What is required
Copy out all of the following material word for word, keeping every line.

Element region listings:
····················
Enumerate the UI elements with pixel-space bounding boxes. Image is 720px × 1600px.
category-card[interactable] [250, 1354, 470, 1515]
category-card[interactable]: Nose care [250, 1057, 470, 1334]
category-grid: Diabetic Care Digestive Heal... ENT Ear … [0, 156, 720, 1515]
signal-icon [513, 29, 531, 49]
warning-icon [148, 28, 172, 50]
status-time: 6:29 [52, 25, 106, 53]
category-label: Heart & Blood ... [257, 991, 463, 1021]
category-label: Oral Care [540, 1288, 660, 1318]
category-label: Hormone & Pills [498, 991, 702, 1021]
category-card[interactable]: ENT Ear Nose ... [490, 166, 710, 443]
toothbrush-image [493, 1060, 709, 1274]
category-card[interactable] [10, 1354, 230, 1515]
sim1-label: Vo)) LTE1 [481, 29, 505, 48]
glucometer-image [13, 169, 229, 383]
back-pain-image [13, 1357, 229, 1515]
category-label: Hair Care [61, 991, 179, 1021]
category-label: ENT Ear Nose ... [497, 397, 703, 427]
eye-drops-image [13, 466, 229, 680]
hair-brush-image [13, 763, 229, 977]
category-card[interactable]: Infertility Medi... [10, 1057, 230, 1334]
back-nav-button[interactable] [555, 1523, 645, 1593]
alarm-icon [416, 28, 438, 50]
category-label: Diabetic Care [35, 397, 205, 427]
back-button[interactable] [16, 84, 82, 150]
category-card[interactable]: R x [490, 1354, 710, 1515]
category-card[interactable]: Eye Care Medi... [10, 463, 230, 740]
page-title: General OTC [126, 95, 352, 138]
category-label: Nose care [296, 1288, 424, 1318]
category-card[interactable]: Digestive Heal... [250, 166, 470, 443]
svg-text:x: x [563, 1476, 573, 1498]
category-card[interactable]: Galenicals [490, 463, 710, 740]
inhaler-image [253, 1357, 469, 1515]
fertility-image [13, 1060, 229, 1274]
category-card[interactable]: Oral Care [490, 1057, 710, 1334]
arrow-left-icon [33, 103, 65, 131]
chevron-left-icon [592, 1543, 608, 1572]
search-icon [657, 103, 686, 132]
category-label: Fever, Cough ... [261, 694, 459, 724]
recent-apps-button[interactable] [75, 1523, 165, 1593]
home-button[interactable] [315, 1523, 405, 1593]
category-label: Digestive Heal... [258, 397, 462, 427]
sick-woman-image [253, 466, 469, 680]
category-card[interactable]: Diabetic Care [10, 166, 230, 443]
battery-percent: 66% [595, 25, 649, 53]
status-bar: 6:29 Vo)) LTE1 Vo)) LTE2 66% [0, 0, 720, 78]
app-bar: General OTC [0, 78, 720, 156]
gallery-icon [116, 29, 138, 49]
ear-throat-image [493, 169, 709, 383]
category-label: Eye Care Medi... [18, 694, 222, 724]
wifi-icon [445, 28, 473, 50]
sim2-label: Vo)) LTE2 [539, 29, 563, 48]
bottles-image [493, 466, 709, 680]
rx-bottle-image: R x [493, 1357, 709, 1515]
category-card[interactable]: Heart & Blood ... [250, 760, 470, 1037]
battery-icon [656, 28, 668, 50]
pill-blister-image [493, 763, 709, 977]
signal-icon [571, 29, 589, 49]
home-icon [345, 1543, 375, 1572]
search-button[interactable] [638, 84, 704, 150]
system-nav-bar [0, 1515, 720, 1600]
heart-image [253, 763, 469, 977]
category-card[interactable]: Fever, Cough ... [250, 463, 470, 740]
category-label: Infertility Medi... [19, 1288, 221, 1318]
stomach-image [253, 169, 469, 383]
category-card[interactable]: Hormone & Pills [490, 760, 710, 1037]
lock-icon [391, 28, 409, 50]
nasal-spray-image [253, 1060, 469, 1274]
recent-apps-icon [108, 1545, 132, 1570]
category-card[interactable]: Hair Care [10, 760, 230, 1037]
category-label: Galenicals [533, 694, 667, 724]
····················
Task answer
Enumerate the UI elements with pixel-space bounding boxes. Image is 720px × 1600px.
category-card[interactable] [250, 1354, 470, 1515]
category-card[interactable]: Nose care [250, 1057, 470, 1334]
category-grid: Diabetic Care Digestive Heal... ENT Ear … [0, 156, 720, 1515]
signal-icon [513, 29, 531, 49]
warning-icon [148, 28, 172, 50]
status-time: 6:29 [52, 25, 106, 53]
category-label: Heart & Blood ... [257, 991, 463, 1021]
category-label: Oral Care [540, 1288, 660, 1318]
category-label: Hormone & Pills [498, 991, 702, 1021]
category-card[interactable]: ENT Ear Nose ... [490, 166, 710, 443]
toothbrush-image [493, 1060, 709, 1274]
category-card[interactable] [10, 1354, 230, 1515]
sim1-label: Vo)) LTE1 [481, 29, 505, 48]
glucometer-image [13, 169, 229, 383]
back-pain-image [13, 1357, 229, 1515]
category-label: Hair Care [61, 991, 179, 1021]
category-label: ENT Ear Nose ... [497, 397, 703, 427]
eye-drops-image [13, 466, 229, 680]
hair-brush-image [13, 763, 229, 977]
category-card[interactable]: Infertility Medi... [10, 1057, 230, 1334]
back-nav-button[interactable] [555, 1523, 645, 1593]
alarm-icon [416, 28, 438, 50]
category-label: Diabetic Care [35, 397, 205, 427]
back-button[interactable] [16, 84, 82, 150]
category-card[interactable]: R x [490, 1354, 710, 1515]
category-card[interactable]: Eye Care Medi... [10, 463, 230, 740]
page-title: General OTC [126, 95, 352, 138]
category-label: Nose care [296, 1288, 424, 1318]
category-card[interactable]: Digestive Heal... [250, 166, 470, 443]
svg-text:x: x [563, 1476, 573, 1498]
category-card[interactable]: Galenicals [490, 463, 710, 740]
inhaler-image [253, 1357, 469, 1515]
fertility-image [13, 1060, 229, 1274]
category-card[interactable]: Oral Care [490, 1057, 710, 1334]
arrow-left-icon [33, 103, 65, 131]
chevron-left-icon [592, 1543, 608, 1572]
search-icon [657, 103, 686, 132]
category-label: Fever, Cough ... [261, 694, 459, 724]
recent-apps-button[interactable] [75, 1523, 165, 1593]
home-button[interactable] [315, 1523, 405, 1593]
category-label: Digestive Heal... [258, 397, 462, 427]
sick-woman-image [253, 466, 469, 680]
category-card[interactable]: Diabetic Care [10, 166, 230, 443]
battery-percent: 66% [595, 25, 649, 53]
status-bar: 6:29 Vo)) LTE1 Vo)) LTE2 66% [0, 0, 720, 78]
app-bar: General OTC [0, 78, 720, 156]
gallery-icon [116, 29, 138, 49]
ear-throat-image [493, 169, 709, 383]
category-label: Eye Care Medi... [18, 694, 222, 724]
wifi-icon [445, 28, 473, 50]
sim2-label: Vo)) LTE2 [539, 29, 563, 48]
bottles-image [493, 466, 709, 680]
rx-bottle-image: R x [493, 1357, 709, 1515]
category-card[interactable]: Heart & Blood ... [250, 760, 470, 1037]
battery-icon [656, 28, 668, 50]
pill-blister-image [493, 763, 709, 977]
signal-icon [571, 29, 589, 49]
home-icon [345, 1543, 375, 1572]
search-button[interactable] [638, 84, 704, 150]
system-nav-bar [0, 1515, 720, 1600]
heart-image [253, 763, 469, 977]
category-card[interactable]: Fever, Cough ... [250, 463, 470, 740]
category-label: Infertility Medi... [19, 1288, 221, 1318]
stomach-image [253, 169, 469, 383]
category-card[interactable]: Hormone & Pills [490, 760, 710, 1037]
lock-icon [391, 28, 409, 50]
nasal-spray-image [253, 1060, 469, 1274]
recent-apps-icon [108, 1545, 132, 1570]
category-card[interactable]: Hair Care [10, 760, 230, 1037]
category-label: Galenicals [533, 694, 667, 724]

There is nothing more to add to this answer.